*Exercise directions*. How many lines in the listing below include the word "icon"? Reply with the count alone.

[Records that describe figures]
— Begin —
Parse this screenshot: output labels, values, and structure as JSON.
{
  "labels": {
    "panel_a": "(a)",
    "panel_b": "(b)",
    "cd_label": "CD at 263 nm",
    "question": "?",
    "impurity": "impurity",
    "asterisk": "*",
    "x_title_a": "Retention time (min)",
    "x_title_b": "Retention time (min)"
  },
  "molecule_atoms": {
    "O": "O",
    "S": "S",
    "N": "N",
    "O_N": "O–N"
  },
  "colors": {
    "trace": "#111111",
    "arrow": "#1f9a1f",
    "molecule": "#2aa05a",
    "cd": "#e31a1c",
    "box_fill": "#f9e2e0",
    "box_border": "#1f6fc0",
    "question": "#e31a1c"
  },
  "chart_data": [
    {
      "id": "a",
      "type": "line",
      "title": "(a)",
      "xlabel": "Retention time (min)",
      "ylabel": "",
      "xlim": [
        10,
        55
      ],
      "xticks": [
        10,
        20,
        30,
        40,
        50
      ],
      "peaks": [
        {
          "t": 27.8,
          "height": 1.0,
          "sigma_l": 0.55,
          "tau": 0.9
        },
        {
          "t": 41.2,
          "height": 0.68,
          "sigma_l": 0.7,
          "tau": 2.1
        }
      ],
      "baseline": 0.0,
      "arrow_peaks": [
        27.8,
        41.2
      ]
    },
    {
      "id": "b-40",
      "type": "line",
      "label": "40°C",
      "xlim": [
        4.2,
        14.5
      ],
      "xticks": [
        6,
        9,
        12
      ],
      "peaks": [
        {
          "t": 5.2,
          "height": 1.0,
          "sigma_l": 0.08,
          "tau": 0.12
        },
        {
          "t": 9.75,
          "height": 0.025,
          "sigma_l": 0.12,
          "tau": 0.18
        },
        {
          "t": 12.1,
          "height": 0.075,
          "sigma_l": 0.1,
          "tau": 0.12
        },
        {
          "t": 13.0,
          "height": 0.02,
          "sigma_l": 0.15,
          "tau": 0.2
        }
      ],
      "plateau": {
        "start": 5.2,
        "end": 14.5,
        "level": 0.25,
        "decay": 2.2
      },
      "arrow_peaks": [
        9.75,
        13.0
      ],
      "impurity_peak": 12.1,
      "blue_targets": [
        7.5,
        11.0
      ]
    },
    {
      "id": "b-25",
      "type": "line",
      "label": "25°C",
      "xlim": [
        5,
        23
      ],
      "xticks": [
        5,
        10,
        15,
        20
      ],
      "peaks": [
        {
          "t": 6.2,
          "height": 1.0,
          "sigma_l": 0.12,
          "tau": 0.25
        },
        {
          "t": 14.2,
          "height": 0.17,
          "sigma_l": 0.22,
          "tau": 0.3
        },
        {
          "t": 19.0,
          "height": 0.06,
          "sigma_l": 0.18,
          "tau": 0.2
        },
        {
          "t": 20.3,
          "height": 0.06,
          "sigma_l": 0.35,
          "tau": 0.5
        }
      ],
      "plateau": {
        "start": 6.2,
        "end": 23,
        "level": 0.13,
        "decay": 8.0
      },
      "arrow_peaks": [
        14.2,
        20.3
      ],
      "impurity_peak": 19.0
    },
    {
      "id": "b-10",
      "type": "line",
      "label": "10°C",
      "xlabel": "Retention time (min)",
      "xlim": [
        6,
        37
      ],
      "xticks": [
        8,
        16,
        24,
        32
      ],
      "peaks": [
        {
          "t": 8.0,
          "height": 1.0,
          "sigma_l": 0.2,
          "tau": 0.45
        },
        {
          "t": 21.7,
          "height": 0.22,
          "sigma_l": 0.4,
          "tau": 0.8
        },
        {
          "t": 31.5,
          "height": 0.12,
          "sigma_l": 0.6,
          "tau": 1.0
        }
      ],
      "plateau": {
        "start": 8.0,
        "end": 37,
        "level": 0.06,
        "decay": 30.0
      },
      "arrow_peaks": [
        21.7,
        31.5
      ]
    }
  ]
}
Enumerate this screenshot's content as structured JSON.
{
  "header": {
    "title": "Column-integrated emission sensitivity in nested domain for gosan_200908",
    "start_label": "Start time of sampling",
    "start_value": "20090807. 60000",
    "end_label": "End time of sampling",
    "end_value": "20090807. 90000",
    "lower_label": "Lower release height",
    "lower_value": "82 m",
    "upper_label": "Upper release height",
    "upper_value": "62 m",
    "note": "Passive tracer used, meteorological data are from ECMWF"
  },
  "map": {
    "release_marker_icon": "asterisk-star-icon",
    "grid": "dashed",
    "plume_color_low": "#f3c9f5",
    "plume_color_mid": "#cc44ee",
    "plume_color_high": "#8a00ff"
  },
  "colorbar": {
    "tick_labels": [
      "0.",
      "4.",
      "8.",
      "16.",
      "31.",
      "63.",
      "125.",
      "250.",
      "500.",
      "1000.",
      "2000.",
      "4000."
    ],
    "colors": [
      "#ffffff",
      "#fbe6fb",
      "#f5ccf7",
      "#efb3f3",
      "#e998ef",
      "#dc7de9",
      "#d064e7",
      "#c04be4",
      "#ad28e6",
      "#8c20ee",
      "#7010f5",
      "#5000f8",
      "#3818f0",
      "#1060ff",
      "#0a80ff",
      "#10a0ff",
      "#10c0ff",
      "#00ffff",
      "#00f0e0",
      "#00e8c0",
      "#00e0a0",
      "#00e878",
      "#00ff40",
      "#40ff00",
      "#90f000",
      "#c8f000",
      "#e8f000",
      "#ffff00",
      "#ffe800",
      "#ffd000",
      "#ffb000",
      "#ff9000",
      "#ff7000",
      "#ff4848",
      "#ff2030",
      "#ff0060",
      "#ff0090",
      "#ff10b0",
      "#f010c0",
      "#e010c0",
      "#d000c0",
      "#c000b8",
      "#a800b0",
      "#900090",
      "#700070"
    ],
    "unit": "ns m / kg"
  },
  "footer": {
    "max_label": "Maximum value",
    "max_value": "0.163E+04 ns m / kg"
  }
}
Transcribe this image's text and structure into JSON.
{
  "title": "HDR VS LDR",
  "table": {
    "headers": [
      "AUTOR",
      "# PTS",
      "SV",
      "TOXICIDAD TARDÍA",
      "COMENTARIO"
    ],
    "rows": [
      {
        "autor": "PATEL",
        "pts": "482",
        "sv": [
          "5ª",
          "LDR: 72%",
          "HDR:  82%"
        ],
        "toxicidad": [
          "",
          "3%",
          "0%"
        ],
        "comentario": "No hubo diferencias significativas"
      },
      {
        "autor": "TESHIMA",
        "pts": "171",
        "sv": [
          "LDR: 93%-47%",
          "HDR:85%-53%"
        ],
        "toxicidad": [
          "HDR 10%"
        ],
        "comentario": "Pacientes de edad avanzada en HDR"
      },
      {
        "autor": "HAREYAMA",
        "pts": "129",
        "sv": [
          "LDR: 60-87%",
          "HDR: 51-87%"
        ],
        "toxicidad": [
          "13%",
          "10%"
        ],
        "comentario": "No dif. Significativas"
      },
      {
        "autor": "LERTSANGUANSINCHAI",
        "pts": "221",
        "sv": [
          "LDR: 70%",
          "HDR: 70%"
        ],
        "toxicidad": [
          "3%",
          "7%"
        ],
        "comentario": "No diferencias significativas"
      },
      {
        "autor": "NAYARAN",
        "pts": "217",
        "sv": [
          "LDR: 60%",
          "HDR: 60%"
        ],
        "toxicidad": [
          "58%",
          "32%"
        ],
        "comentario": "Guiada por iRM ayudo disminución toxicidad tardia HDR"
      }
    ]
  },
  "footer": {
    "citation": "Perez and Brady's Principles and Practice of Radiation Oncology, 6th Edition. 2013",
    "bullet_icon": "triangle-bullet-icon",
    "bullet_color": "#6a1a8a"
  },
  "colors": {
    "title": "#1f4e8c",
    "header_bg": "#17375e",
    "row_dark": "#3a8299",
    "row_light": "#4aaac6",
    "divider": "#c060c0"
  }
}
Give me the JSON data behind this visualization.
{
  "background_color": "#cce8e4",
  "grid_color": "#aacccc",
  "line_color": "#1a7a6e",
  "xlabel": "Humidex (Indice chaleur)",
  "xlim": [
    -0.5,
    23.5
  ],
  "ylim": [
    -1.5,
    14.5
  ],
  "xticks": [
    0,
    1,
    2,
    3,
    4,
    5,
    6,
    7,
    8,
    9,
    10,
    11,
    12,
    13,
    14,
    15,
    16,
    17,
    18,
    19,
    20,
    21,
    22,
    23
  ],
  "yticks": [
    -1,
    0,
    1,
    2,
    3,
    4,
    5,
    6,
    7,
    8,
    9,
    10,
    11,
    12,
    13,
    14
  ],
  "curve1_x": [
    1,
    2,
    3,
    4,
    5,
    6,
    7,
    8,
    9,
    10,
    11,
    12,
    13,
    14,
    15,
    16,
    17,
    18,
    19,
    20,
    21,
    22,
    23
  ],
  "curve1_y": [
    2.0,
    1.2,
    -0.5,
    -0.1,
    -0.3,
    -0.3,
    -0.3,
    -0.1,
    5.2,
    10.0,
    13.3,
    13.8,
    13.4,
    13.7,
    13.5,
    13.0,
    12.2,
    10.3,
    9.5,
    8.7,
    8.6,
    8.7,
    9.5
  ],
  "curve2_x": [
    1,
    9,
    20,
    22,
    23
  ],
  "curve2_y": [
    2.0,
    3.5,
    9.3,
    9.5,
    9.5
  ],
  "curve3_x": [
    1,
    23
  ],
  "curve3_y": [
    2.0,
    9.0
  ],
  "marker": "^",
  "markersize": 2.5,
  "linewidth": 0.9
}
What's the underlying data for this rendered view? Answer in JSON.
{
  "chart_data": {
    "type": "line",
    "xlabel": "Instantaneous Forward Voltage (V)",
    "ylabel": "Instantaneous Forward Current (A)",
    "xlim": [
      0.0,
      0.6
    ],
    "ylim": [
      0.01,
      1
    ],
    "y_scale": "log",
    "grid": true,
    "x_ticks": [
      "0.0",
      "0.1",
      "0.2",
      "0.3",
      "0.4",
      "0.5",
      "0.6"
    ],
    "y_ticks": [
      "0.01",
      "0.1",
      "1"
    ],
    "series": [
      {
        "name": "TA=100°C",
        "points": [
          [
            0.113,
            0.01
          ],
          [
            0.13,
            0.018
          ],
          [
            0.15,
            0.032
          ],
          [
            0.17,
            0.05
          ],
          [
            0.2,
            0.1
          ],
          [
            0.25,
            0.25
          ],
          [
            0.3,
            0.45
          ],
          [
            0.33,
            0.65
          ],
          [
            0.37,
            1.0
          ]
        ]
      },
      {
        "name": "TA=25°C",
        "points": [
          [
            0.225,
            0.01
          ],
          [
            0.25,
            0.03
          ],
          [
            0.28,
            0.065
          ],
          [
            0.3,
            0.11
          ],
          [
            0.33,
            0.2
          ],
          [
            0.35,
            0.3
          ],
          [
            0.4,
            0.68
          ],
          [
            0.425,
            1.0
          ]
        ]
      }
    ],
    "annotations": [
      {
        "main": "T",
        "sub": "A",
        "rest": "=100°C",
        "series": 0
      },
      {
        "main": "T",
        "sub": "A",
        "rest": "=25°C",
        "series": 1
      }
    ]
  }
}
— End —
*Final result*. 2